>> Begin

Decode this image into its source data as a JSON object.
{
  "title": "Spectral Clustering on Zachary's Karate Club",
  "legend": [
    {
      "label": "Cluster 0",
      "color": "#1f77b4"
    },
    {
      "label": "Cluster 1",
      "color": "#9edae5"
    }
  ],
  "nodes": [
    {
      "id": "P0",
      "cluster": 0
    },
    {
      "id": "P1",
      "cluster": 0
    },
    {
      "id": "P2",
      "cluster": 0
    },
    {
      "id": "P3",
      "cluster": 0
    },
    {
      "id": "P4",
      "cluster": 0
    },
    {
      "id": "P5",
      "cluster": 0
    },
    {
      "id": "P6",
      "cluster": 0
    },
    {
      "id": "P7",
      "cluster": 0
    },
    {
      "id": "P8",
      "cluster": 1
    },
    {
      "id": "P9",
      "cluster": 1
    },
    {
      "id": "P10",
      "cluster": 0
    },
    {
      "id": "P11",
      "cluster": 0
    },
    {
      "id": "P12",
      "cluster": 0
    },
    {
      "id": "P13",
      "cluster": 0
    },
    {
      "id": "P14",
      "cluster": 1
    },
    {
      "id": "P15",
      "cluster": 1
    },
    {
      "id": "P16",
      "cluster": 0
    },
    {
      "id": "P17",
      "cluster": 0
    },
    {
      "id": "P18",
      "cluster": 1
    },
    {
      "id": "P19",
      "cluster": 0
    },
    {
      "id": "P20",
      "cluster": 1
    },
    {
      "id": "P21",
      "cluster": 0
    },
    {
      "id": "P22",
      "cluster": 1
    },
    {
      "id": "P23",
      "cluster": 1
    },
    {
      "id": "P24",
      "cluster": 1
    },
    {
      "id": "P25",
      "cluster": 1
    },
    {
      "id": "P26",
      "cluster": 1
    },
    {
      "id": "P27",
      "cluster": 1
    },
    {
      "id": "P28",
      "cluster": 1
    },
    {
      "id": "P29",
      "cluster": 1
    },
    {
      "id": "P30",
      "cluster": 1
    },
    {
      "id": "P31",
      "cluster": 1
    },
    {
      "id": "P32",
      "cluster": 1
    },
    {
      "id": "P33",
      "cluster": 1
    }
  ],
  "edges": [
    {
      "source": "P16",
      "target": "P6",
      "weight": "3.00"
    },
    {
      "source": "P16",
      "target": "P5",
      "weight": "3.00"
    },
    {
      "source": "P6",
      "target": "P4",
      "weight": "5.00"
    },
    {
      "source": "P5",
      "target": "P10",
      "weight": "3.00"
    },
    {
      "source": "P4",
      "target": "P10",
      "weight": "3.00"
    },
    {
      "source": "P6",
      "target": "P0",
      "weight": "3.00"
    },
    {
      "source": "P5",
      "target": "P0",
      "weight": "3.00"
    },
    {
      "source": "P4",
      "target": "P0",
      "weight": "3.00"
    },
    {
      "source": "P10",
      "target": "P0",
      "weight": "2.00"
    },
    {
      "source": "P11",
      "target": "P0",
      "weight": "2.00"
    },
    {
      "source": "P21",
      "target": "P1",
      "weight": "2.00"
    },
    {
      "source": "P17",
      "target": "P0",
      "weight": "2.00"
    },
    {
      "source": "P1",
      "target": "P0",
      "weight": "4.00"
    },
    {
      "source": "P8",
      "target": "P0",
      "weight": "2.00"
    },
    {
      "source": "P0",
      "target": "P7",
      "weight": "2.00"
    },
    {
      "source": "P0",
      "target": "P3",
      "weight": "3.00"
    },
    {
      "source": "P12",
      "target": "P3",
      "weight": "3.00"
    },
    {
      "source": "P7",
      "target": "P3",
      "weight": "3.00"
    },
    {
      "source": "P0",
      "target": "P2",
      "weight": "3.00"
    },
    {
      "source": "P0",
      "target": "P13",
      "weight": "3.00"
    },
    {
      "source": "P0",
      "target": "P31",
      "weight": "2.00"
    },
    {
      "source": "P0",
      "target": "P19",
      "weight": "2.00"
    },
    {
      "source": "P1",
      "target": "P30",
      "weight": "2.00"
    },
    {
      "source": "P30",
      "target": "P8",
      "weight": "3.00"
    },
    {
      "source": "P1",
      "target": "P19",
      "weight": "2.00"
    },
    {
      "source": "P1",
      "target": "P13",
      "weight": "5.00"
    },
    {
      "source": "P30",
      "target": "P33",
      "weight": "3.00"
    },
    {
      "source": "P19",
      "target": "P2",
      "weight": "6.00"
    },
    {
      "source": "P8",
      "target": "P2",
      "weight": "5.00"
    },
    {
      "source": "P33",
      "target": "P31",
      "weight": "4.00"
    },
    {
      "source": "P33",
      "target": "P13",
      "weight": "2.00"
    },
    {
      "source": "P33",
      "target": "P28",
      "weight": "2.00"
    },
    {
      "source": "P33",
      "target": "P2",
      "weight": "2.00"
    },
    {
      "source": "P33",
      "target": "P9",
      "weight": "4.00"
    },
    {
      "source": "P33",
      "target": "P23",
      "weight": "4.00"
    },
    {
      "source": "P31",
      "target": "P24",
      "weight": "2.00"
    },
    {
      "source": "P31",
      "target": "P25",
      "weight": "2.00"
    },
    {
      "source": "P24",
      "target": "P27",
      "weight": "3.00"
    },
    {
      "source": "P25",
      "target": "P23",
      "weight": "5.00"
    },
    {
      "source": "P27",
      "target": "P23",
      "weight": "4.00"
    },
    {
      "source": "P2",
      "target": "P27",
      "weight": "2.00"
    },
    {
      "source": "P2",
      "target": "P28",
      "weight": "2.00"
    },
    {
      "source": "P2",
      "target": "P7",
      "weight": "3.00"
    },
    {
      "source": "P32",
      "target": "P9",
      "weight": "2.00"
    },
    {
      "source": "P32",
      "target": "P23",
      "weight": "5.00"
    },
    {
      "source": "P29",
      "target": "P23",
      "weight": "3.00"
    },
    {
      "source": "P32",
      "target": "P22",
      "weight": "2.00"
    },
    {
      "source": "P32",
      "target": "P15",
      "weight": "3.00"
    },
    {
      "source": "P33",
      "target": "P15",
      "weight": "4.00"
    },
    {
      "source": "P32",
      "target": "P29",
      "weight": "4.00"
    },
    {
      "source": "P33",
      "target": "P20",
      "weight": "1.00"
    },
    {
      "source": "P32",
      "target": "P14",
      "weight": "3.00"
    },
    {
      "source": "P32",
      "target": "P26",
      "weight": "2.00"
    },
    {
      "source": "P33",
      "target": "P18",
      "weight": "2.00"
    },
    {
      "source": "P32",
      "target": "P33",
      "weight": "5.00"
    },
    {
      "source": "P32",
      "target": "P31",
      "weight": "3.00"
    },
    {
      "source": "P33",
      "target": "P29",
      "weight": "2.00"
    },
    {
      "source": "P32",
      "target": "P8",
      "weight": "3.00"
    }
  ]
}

>> End

Set down the entries above again, word for word.

Decode this image into its source data as a JSON object.
{
  "title": "Spectral Clustering on Zachary's Karate Club",
  "legend": [
    {
      "label": "Cluster 0",
      "color": "#1f77b4"
    },
    {
      "label": "Cluster 1",
      "color": "#9edae5"
    }
  ],
  "nodes": [
    {
      "id": "P0",
      "cluster": 0
    },
    {
      "id": "P1",
      "cluster": 0
    },
    {
      "id": "P2",
      "cluster": 0
    },
    {
      "id": "P3",
      "cluster": 0
    },
    {
      "id": "P4",
      "cluster": 0
    },
    {
      "id": "P5",
      "cluster": 0
    },
    {
      "id": "P6",
      "cluster": 0
    },
    {
      "id": "P7",
      "cluster": 0
    },
    {
      "id": "P8",
      "cluster": 1
    },
    {
      "id": "P9",
      "cluster": 1
    },
    {
      "id": "P10",
      "cluster": 0
    },
    {
      "id": "P11",
      "cluster": 0
    },
    {
      "id": "P12",
      "cluster": 0
    },
    {
      "id": "P13",
      "cluster": 0
    },
    {
      "id": "P14",
      "cluster": 1
    },
    {
      "id": "P15",
      "cluster": 1
    },
    {
      "id": "P16",
      "cluster": 0
    },
    {
      "id": "P17",
      "cluster": 0
    },
    {
      "id": "P18",
      "cluster": 1
    },
    {
      "id": "P19",
      "cluster": 0
    },
    {
      "id": "P20",
      "cluster": 1
    },
    {
      "id": "P21",
      "cluster": 0
    },
    {
      "id": "P22",
      "cluster": 1
    },
    {
      "id": "P23",
      "cluster": 1
    },
    {
      "id": "P24",
      "cluster": 1
    },
    {
      "id": "P25",
      "cluster": 1
    },
    {
      "id": "P26",
      "cluster": 1
    },
    {
      "id": "P27",
      "cluster": 1
    },
    {
      "id": "P28",
      "cluster": 1
    },
    {
      "id": "P29",
      "cluster": 1
    },
    {
      "id": "P30",
      "cluster": 1
    },
    {
      "id": "P31",
      "cluster": 1
    },
    {
      "id": "P32",
      "cluster": 1
    },
    {
      "id": "P33",
      "cluster": 1
    }
  ],
  "edges": [
    {
      "source": "P16",
      "target": "P6",
      "weight": "3.00"
    },
    {
      "source": "P16",
      "target": "P5",
      "weight": "3.00"
    },
    {
      "source": "P6",
      "target": "P4",
      "weight": "5.00"
    },
    {
      "source": "P5",
      "target": "P10",
      "weight": "3.00"
    },
    {
      "source": "P4",
      "target": "P10",
      "weight": "3.00"
    },
    {
      "source": "P6",
      "target": "P0",
      "weight": "3.00"
    },
    {
      "source": "P5",
      "target": "P0",
      "weight": "3.00"
    },
    {
      "source": "P4",
      "target": "P0",
      "weight": "3.00"
    },
    {
      "source": "P10",
      "target": "P0",
      "weight": "2.00"
    },
    {
      "source": "P11",
      "target": "P0",
      "weight": "2.00"
    },
    {
      "source": "P21",
      "target": "P1",
      "weight": "2.00"
    },
    {
      "source": "P17",
      "target": "P0",
      "weight": "2.00"
    },
    {
      "source": "P1",
      "target": "P0",
      "weight": "4.00"
    },
    {
      "source": "P8",
      "target": "P0",
      "weight": "2.00"
    },
    {
      "source": "P0",
      "target": "P7",
      "weight": "2.00"
    },
    {
      "source": "P0",
      "target": "P3",
      "weight": "3.00"
    },
    {
      "source": "P12",
      "target": "P3",
      "weight": "3.00"
    },
    {
      "source": "P7",
      "target": "P3",
      "weight": "3.00"
    },
    {
      "source": "P0",
      "target": "P2",
      "weight": "3.00"
    },
    {
      "source": "P0",
      "target": "P13",
      "weight": "3.00"
    },
    {
      "source": "P0",
      "target": "P31",
      "weight": "2.00"
    },
    {
      "source": "P0",
      "target": "P19",
      "weight": "2.00"
    },
    {
      "source": "P1",
      "target": "P30",
      "weight": "2.00"
    },
    {
      "source": "P30",
      "target": "P8",
      "weight": "3.00"
    },
    {
      "source": "P1",
      "target": "P19",
      "weight": "2.00"
    },
    {
      "source": "P1",
      "target": "P13",
      "weight": "5.00"
    },
    {
      "source": "P30",
      "target": "P33",
      "weight": "3.00"
    },
    {
      "source": "P19",
      "target": "P2",
      "weight": "6.00"
    },
    {
      "source": "P8",
      "target": "P2",
      "weight": "5.00"
    },
    {
      "source": "P33",
      "target": "P31",
      "weight": "4.00"
    },
    {
      "source": "P33",
      "target": "P13",
      "weight": "2.00"
    },
    {
      "source": "P33",
      "target": "P28",
      "weight": "2.00"
    },
    {
      "source": "P33",
      "target": "P2",
      "weight": "2.00"
    },
    {
      "source": "P33",
      "target": "P9",
      "weight": "4.00"
    },
    {
      "source": "P33",
      "target": "P23",
      "weight": "4.00"
    },
    {
      "source": "P31",
      "target": "P24",
      "weight": "2.00"
    },
    {
      "source": "P31",
      "target": "P25",
      "weight": "2.00"
    },
    {
      "source": "P24",
      "target": "P27",
      "weight": "3.00"
    },
    {
      "source": "P25",
      "target": "P23",
      "weight": "5.00"
    },
    {
      "source": "P27",
      "target": "P23",
      "weight": "4.00"
    },
    {
      "source": "P2",
      "target": "P27",
      "weight": "2.00"
    },
    {
      "source": "P2",
      "target": "P28",
      "weight": "2.00"
    },
    {
      "source": "P2",
      "target": "P7",
      "weight": "3.00"
    },
    {
      "source": "P32",
      "target": "P9",
      "weight": "2.00"
    },
    {
      "source": "P32",
      "target": "P23",
      "weight": "5.00"
    },
    {
      "source": "P29",
      "target": "P23",
      "weight": "3.00"
    },
    {
      "source": "P32",
      "target": "P22",
      "weight": "2.00"
    },
    {
      "source": "P32",
      "target": "P15",
      "weight": "3.00"
    },
    {
      "source": "P33",
      "target": "P15",
      "weight": "4.00"
    },
    {
      "source": "P32",
      "target": "P29",
      "weight": "4.00"
    },
    {
      "source": "P33",
      "target": "P20",
      "weight": "1.00"
    },
    {
      "source": "P32",
      "target": "P14",
      "weight": "3.00"
    },
    {
      "source": "P32",
      "target": "P26",
      "weight": "2.00"
    },
    {
      "source": "P33",
      "target": "P18",
      "weight": "2.00"
    },
    {
      "source": "P32",
      "target": "P33",
      "weight": "5.00"
    },
    {
      "source": "P32",
      "target": "P31",
      "weight": "3.00"
    },
    {
      "source": "P33",
      "target": "P29",
      "weight": "2.00"
    },
    {
      "source": "P32",
      "target": "P8",
      "weight": "3.00"
    }
  ]
}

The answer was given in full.